(Source records)
··········

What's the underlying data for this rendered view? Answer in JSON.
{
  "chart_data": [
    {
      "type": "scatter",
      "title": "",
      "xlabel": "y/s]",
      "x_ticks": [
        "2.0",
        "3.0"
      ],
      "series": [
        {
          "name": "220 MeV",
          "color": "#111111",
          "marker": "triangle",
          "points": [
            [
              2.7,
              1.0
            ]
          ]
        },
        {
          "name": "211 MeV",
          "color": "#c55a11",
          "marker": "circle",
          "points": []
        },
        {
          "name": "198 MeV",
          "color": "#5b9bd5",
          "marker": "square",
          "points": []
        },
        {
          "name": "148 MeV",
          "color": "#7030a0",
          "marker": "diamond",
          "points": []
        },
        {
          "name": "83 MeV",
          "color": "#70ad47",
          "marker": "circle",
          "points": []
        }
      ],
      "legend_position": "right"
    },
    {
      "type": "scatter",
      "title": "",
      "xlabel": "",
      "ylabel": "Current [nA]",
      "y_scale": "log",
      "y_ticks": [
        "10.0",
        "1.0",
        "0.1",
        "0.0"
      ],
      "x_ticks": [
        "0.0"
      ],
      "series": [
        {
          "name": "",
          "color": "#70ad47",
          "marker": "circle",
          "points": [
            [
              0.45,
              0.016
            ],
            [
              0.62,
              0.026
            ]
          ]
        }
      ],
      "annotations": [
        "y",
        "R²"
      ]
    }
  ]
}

··········

§ **What to produce**: Look through the listing and extract every line with "name" in it.

§ **Full solution**:
          "name": "220 MeV",
          "name": "211 MeV",
          "name": "198 MeV",
          "name": "148 MeV",
          "name": "83 MeV",
          "name": "",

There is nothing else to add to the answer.